[Entries from a dataset]
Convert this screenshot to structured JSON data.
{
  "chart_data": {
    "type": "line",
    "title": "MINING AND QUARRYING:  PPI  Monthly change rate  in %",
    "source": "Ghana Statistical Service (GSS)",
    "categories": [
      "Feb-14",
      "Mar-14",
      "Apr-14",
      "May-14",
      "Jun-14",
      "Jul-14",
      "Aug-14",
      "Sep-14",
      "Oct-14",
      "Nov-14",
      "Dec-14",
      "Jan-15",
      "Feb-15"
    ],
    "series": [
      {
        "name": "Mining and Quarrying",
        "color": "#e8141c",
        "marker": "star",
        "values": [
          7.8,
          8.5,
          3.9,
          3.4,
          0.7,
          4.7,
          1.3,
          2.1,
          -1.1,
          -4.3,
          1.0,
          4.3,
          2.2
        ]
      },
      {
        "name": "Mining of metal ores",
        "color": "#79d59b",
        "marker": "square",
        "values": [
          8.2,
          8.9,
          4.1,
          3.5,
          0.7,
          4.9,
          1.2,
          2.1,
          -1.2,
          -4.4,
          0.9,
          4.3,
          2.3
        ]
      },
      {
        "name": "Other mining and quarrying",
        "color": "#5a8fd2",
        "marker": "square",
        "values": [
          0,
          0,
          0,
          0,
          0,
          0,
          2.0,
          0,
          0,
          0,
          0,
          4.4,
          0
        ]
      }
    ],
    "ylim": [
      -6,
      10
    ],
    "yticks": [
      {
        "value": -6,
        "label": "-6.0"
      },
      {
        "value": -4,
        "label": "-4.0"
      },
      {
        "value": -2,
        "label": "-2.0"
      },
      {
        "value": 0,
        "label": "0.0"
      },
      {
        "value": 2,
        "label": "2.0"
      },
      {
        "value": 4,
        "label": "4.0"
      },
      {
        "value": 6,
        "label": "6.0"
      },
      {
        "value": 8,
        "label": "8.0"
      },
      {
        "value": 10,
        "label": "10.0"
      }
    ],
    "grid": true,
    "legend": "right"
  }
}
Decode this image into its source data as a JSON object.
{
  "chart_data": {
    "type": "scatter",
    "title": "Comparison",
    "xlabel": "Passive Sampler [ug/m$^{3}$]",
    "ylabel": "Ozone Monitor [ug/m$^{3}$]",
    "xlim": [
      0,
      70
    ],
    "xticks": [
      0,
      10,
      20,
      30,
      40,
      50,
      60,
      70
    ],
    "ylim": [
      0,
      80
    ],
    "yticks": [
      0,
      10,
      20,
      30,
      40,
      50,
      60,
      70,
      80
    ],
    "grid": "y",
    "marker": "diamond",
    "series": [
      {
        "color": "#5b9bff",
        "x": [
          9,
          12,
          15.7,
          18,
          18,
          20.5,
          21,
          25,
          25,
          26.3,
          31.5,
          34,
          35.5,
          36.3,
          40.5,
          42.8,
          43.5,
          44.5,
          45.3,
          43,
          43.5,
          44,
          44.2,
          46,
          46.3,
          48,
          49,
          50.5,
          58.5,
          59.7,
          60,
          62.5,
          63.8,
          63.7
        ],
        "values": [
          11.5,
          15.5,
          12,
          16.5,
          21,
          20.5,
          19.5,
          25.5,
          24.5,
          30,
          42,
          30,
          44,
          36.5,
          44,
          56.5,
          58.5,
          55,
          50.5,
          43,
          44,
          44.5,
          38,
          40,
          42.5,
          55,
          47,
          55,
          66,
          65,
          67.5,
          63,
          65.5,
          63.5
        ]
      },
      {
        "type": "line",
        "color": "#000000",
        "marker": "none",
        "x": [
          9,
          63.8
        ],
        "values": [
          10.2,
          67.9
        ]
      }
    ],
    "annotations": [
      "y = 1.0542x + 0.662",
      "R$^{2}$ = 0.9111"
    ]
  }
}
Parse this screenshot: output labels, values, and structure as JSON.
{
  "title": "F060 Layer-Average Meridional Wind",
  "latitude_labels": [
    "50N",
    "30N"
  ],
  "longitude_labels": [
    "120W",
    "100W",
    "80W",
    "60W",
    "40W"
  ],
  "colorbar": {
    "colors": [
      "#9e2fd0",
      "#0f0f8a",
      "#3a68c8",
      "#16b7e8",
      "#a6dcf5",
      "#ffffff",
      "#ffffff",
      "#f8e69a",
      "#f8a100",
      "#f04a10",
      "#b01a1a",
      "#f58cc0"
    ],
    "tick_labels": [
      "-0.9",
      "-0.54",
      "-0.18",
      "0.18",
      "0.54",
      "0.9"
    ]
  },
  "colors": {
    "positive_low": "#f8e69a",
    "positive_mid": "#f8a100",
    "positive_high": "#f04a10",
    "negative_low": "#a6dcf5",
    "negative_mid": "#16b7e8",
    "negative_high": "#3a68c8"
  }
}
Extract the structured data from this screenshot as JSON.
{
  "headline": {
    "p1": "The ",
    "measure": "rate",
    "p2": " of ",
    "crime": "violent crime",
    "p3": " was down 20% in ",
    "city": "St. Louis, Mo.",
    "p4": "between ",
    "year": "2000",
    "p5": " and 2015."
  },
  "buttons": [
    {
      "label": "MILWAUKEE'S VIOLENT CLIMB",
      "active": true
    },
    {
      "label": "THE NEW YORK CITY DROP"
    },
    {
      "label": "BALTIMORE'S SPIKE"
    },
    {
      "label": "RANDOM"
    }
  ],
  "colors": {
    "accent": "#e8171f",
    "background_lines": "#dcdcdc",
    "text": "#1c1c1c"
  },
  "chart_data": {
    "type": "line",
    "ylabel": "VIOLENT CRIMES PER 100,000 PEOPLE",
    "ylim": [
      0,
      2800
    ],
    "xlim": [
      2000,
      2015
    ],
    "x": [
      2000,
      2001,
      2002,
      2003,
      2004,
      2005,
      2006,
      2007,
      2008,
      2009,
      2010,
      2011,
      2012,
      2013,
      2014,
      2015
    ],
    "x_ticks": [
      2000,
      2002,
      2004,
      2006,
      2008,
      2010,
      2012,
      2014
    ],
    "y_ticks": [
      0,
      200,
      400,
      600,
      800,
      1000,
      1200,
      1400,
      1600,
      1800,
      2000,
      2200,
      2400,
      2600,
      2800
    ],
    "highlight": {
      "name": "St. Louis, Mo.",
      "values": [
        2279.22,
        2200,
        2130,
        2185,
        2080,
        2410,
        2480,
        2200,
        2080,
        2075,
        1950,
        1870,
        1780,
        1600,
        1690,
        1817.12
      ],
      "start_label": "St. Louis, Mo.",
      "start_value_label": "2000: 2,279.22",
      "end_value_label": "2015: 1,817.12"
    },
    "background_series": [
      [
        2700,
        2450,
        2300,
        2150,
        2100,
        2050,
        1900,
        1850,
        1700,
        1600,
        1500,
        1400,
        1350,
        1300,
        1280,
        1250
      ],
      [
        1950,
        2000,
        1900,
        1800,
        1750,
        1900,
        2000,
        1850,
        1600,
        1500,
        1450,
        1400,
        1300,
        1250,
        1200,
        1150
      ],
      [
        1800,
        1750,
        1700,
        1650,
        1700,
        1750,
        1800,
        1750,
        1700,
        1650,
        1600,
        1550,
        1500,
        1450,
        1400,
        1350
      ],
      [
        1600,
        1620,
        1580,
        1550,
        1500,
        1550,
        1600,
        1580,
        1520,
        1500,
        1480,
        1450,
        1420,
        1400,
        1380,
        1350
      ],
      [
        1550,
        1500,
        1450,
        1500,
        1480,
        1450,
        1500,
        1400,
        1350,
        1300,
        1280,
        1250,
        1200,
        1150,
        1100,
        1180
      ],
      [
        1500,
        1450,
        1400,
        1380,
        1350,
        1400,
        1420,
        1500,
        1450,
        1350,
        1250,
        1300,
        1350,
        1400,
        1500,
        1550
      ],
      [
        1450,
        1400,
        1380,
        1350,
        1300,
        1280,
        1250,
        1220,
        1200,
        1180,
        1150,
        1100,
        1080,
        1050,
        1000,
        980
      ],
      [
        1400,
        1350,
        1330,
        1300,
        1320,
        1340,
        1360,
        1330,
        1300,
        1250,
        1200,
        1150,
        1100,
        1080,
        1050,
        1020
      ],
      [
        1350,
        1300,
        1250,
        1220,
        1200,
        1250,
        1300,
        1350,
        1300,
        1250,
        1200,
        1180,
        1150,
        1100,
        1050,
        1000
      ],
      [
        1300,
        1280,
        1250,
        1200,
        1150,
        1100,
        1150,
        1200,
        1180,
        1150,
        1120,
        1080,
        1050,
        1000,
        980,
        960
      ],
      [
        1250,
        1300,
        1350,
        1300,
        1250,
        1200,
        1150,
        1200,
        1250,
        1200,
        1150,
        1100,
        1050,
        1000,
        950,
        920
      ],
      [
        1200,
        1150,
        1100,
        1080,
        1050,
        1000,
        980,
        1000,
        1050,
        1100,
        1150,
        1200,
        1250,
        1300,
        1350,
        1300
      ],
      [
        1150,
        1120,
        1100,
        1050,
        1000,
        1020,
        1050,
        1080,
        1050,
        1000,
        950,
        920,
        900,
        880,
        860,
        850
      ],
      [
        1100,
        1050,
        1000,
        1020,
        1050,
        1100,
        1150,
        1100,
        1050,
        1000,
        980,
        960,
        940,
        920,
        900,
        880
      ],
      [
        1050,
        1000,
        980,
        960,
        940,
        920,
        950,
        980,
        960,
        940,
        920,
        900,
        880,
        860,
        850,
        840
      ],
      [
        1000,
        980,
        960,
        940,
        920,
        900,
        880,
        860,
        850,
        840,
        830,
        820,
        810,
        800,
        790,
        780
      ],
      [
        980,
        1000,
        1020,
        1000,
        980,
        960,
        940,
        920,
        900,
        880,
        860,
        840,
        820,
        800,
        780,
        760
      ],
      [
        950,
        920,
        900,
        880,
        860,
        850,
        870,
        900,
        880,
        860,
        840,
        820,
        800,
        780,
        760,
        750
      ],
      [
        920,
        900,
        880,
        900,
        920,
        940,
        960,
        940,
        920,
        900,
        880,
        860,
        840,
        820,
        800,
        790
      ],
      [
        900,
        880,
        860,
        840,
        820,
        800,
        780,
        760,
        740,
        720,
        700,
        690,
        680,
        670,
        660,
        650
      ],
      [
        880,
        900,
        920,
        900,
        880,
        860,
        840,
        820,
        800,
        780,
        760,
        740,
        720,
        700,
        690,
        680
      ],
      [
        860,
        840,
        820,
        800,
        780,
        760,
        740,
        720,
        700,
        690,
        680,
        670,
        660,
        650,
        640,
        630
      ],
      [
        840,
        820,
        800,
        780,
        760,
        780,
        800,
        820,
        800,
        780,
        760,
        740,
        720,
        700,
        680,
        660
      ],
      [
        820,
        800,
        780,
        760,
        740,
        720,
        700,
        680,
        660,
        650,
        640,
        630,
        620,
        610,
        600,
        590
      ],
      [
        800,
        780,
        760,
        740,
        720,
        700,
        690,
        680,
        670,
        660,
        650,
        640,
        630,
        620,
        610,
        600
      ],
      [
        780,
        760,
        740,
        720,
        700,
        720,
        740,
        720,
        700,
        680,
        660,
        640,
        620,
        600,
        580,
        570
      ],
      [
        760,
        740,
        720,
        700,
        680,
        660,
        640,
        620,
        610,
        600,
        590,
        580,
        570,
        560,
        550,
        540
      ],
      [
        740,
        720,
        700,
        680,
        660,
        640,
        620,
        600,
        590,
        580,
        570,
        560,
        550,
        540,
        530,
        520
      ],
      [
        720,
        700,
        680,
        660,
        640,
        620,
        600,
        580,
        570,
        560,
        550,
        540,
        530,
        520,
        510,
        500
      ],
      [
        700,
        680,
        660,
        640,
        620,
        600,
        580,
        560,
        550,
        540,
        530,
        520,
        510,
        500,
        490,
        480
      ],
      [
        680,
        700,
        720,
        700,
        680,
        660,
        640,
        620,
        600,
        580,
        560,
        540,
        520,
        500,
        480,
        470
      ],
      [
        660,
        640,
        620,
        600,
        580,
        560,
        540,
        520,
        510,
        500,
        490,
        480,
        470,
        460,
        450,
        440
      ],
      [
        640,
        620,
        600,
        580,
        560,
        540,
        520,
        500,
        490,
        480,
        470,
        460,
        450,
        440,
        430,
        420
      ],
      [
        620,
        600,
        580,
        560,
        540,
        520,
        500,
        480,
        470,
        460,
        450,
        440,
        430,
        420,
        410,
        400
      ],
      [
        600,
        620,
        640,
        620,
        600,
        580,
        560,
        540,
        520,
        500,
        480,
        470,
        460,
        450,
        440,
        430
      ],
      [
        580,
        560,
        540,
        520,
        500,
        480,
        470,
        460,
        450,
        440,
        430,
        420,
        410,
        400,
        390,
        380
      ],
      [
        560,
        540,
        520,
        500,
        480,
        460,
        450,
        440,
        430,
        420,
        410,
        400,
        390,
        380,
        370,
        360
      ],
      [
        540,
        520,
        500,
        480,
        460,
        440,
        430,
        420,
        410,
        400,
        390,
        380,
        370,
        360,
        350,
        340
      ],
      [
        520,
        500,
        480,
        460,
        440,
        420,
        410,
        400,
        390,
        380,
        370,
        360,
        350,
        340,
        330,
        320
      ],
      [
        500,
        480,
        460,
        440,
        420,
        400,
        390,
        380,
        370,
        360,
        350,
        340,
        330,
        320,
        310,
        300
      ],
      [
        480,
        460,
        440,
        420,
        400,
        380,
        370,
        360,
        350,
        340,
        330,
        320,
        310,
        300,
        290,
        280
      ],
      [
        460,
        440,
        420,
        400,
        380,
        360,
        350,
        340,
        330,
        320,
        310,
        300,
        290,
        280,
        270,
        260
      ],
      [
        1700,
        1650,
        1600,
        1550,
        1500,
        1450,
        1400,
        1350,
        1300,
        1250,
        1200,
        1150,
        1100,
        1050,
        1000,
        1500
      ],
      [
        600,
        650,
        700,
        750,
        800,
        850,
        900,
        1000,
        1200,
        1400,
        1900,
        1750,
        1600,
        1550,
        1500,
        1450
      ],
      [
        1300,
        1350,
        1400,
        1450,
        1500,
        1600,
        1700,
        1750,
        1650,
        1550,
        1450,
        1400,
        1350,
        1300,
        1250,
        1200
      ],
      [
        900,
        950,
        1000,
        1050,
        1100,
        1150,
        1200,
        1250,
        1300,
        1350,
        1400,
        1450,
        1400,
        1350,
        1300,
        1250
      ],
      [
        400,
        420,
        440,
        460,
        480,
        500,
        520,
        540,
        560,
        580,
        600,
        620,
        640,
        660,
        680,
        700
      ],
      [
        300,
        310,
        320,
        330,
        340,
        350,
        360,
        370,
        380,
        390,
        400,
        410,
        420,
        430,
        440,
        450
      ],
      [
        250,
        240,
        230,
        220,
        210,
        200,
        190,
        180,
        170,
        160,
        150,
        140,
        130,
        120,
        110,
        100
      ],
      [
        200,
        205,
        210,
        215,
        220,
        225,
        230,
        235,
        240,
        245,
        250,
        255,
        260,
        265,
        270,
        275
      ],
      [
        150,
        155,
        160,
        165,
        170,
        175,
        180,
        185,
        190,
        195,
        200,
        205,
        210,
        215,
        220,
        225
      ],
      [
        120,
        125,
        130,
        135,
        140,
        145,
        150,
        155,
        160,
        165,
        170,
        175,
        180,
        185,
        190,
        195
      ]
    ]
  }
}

> [To be done] Search the entries for the word "title" and pick out every line that holds it.

> [Final result]
    "title": "MINING AND QUARRYING:  PPI  Monthly change rate  in %",
    "title": "Comparison",
  "title": "F060 Layer-Average Meridional Wind",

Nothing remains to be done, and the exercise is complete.